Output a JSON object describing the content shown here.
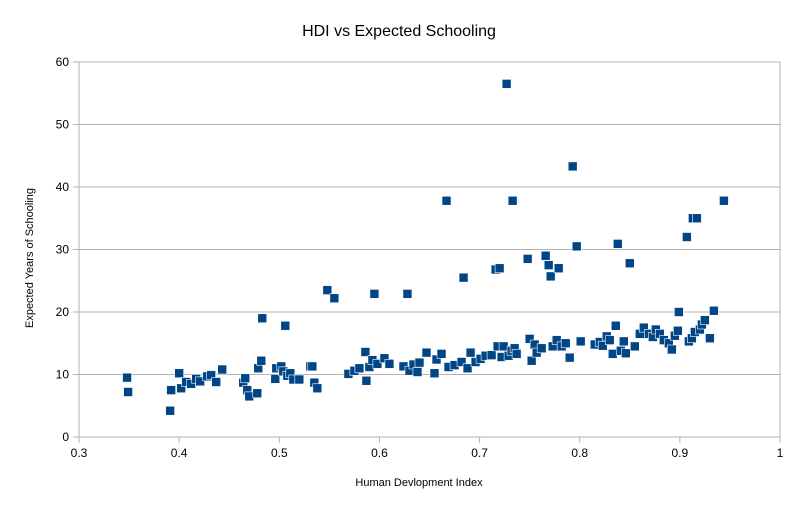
{
  "chart_data": {
    "type": "scatter",
    "title": "HDI vs Expected Schooling",
    "xlabel": "Human Devlopment Index",
    "ylabel": "Expected Years of Schooling",
    "xlim": [
      0.3,
      1
    ],
    "ylim": [
      0,
      60
    ],
    "xticks": [
      "0.3",
      "0.4",
      "0.5",
      "0.6",
      "0.7",
      "0.8",
      "0.9",
      "1"
    ],
    "yticks": [
      "0",
      "10",
      "20",
      "30",
      "40",
      "50",
      "60"
    ],
    "grid": "horizontal",
    "legend": "none",
    "marker": "square",
    "marker_color": "#004586",
    "points": [
      [
        0.348,
        9.5
      ],
      [
        0.349,
        7.2
      ],
      [
        0.391,
        4.2
      ],
      [
        0.392,
        7.5
      ],
      [
        0.4,
        10.2
      ],
      [
        0.402,
        7.8
      ],
      [
        0.407,
        8.8
      ],
      [
        0.412,
        8.5
      ],
      [
        0.417,
        9.3
      ],
      [
        0.421,
        8.9
      ],
      [
        0.428,
        9.7
      ],
      [
        0.432,
        9.9
      ],
      [
        0.437,
        8.8
      ],
      [
        0.443,
        10.8
      ],
      [
        0.464,
        8.7
      ],
      [
        0.466,
        9.4
      ],
      [
        0.468,
        7.5
      ],
      [
        0.47,
        6.5
      ],
      [
        0.478,
        7.0
      ],
      [
        0.479,
        11.0
      ],
      [
        0.482,
        12.2
      ],
      [
        0.483,
        19.0
      ],
      [
        0.496,
        9.3
      ],
      [
        0.497,
        11.0
      ],
      [
        0.502,
        11.3
      ],
      [
        0.504,
        10.5
      ],
      [
        0.506,
        17.8
      ],
      [
        0.508,
        9.8
      ],
      [
        0.511,
        10.2
      ],
      [
        0.514,
        9.2
      ],
      [
        0.52,
        9.2
      ],
      [
        0.531,
        11.3
      ],
      [
        0.533,
        11.3
      ],
      [
        0.535,
        8.7
      ],
      [
        0.538,
        7.8
      ],
      [
        0.548,
        23.5
      ],
      [
        0.555,
        22.2
      ],
      [
        0.569,
        10.1
      ],
      [
        0.575,
        10.6
      ],
      [
        0.58,
        11.0
      ],
      [
        0.586,
        13.6
      ],
      [
        0.587,
        9.0
      ],
      [
        0.59,
        11.2
      ],
      [
        0.593,
        12.3
      ],
      [
        0.595,
        22.9
      ],
      [
        0.598,
        11.7
      ],
      [
        0.605,
        12.6
      ],
      [
        0.61,
        11.7
      ],
      [
        0.624,
        11.3
      ],
      [
        0.628,
        22.9
      ],
      [
        0.63,
        10.6
      ],
      [
        0.634,
        11.6
      ],
      [
        0.638,
        10.4
      ],
      [
        0.64,
        11.9
      ],
      [
        0.647,
        13.5
      ],
      [
        0.655,
        10.2
      ],
      [
        0.657,
        12.4
      ],
      [
        0.662,
        13.3
      ],
      [
        0.667,
        37.8
      ],
      [
        0.669,
        11.2
      ],
      [
        0.675,
        11.5
      ],
      [
        0.682,
        12.0
      ],
      [
        0.684,
        25.5
      ],
      [
        0.688,
        11.0
      ],
      [
        0.691,
        13.5
      ],
      [
        0.696,
        12.0
      ],
      [
        0.701,
        12.5
      ],
      [
        0.706,
        13.0
      ],
      [
        0.712,
        13.1
      ],
      [
        0.716,
        26.8
      ],
      [
        0.718,
        14.5
      ],
      [
        0.72,
        27.0
      ],
      [
        0.722,
        12.8
      ],
      [
        0.724,
        14.5
      ],
      [
        0.727,
        56.5
      ],
      [
        0.729,
        13.0
      ],
      [
        0.732,
        13.8
      ],
      [
        0.733,
        37.8
      ],
      [
        0.735,
        14.2
      ],
      [
        0.737,
        13.3
      ],
      [
        0.748,
        28.5
      ],
      [
        0.75,
        15.7
      ],
      [
        0.752,
        12.2
      ],
      [
        0.755,
        14.8
      ],
      [
        0.757,
        13.5
      ],
      [
        0.762,
        14.2
      ],
      [
        0.766,
        29.0
      ],
      [
        0.769,
        27.5
      ],
      [
        0.771,
        25.7
      ],
      [
        0.773,
        14.5
      ],
      [
        0.777,
        15.5
      ],
      [
        0.779,
        27.0
      ],
      [
        0.782,
        14.5
      ],
      [
        0.786,
        15.0
      ],
      [
        0.79,
        12.7
      ],
      [
        0.793,
        43.3
      ],
      [
        0.797,
        30.5
      ],
      [
        0.801,
        15.3
      ],
      [
        0.815,
        14.8
      ],
      [
        0.82,
        15.2
      ],
      [
        0.823,
        14.6
      ],
      [
        0.827,
        16.1
      ],
      [
        0.83,
        15.5
      ],
      [
        0.833,
        13.3
      ],
      [
        0.836,
        17.8
      ],
      [
        0.838,
        30.9
      ],
      [
        0.841,
        13.8
      ],
      [
        0.844,
        15.3
      ],
      [
        0.846,
        13.4
      ],
      [
        0.85,
        27.8
      ],
      [
        0.855,
        14.5
      ],
      [
        0.86,
        16.5
      ],
      [
        0.864,
        17.5
      ],
      [
        0.869,
        16.5
      ],
      [
        0.873,
        16.0
      ],
      [
        0.876,
        17.2
      ],
      [
        0.88,
        16.5
      ],
      [
        0.884,
        15.5
      ],
      [
        0.889,
        15.0
      ],
      [
        0.892,
        14.0
      ],
      [
        0.895,
        16.2
      ],
      [
        0.898,
        17.0
      ],
      [
        0.899,
        20.0
      ],
      [
        0.907,
        32.0
      ],
      [
        0.909,
        15.3
      ],
      [
        0.912,
        15.8
      ],
      [
        0.913,
        35.0
      ],
      [
        0.915,
        16.8
      ],
      [
        0.917,
        35.0
      ],
      [
        0.92,
        17.2
      ],
      [
        0.922,
        18.0
      ],
      [
        0.925,
        18.7
      ],
      [
        0.93,
        15.8
      ],
      [
        0.934,
        20.2
      ],
      [
        0.944,
        37.8
      ]
    ]
  }
}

———

Where a line of the data holds "Schooling", show that line.

_PROBLEM SOLUTION_.
    "title": "HDI vs Expected Schooling",
    "ylabel": "Expected Years of Schooling",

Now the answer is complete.